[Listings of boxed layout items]
***

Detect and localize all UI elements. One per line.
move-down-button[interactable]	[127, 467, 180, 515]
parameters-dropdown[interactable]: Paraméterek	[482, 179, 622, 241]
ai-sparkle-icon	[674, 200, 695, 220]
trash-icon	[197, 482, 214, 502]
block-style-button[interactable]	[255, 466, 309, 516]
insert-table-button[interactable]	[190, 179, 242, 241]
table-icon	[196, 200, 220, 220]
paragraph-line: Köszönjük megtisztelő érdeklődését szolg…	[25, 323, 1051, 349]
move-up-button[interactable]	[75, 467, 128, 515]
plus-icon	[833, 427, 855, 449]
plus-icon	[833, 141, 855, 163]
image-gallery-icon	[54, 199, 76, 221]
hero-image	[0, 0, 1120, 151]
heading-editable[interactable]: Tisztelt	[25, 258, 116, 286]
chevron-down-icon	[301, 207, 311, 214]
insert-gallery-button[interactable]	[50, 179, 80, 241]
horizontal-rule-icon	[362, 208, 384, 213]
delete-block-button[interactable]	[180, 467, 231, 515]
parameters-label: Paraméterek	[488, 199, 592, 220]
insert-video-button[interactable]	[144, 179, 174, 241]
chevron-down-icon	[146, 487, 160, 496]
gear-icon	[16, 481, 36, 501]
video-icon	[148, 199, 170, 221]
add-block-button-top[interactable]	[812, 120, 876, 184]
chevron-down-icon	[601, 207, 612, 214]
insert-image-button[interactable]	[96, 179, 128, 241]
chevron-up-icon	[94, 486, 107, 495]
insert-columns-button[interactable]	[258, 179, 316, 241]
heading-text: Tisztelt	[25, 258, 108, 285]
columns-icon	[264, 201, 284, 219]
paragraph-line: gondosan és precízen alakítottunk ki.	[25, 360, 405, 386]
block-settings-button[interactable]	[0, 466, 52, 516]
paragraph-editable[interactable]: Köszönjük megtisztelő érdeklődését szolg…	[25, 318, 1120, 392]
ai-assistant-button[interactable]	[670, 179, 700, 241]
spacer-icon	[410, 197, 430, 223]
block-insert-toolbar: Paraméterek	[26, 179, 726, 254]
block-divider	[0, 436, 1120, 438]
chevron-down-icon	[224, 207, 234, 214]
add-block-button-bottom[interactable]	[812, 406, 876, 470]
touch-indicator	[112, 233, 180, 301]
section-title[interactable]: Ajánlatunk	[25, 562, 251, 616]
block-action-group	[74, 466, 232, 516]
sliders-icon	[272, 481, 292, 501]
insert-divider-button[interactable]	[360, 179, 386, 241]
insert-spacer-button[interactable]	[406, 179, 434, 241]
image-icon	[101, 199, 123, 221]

***

* _Work to complete_: Copy these lines out verbatim, from the first one to the last.

* _The reply_:
Detect and localize all UI elements. One per line.
move-down-button[interactable]	[127, 467, 180, 515]
parameters-dropdown[interactable]: Paraméterek	[482, 179, 622, 241]
ai-sparkle-icon	[674, 200, 695, 220]
trash-icon	[197, 482, 214, 502]
block-style-button[interactable]	[255, 466, 309, 516]
insert-table-button[interactable]	[190, 179, 242, 241]
table-icon	[196, 200, 220, 220]
paragraph-line: Köszönjük megtisztelő érdeklődését szolg…	[25, 323, 1051, 349]
move-up-button[interactable]	[75, 467, 128, 515]
plus-icon	[833, 427, 855, 449]
plus-icon	[833, 141, 855, 163]
image-gallery-icon	[54, 199, 76, 221]
hero-image	[0, 0, 1120, 151]
heading-editable[interactable]: Tisztelt	[25, 258, 116, 286]
chevron-down-icon	[301, 207, 311, 214]
insert-gallery-button[interactable]	[50, 179, 80, 241]
horizontal-rule-icon	[362, 208, 384, 213]
delete-block-button[interactable]	[180, 467, 231, 515]
parameters-label: Paraméterek	[488, 199, 592, 220]
insert-video-button[interactable]	[144, 179, 174, 241]
chevron-down-icon	[146, 487, 160, 496]
gear-icon	[16, 481, 36, 501]
video-icon	[148, 199, 170, 221]
add-block-button-top[interactable]	[812, 120, 876, 184]
chevron-down-icon	[601, 207, 612, 214]
insert-image-button[interactable]	[96, 179, 128, 241]
chevron-up-icon	[94, 486, 107, 495]
insert-columns-button[interactable]	[258, 179, 316, 241]
heading-text: Tisztelt	[25, 258, 108, 285]
columns-icon	[264, 201, 284, 219]
paragraph-line: gondosan és precízen alakítottunk ki.	[25, 360, 405, 386]
block-settings-button[interactable]	[0, 466, 52, 516]
paragraph-editable[interactable]: Köszönjük megtisztelő érdeklődését szolg…	[25, 318, 1120, 392]
ai-assistant-button[interactable]	[670, 179, 700, 241]
spacer-icon	[410, 197, 430, 223]
block-insert-toolbar: Paraméterek	[26, 179, 726, 254]
block-divider	[0, 436, 1120, 438]
chevron-down-icon	[224, 207, 234, 214]
add-block-button-bottom[interactable]	[812, 406, 876, 470]
touch-indicator	[112, 233, 180, 301]
section-title[interactable]: Ajánlatunk	[25, 562, 251, 616]
block-action-group	[74, 466, 232, 516]
sliders-icon	[272, 481, 292, 501]
insert-divider-button[interactable]	[360, 179, 386, 241]
insert-spacer-button[interactable]	[406, 179, 434, 241]
image-icon	[101, 199, 123, 221]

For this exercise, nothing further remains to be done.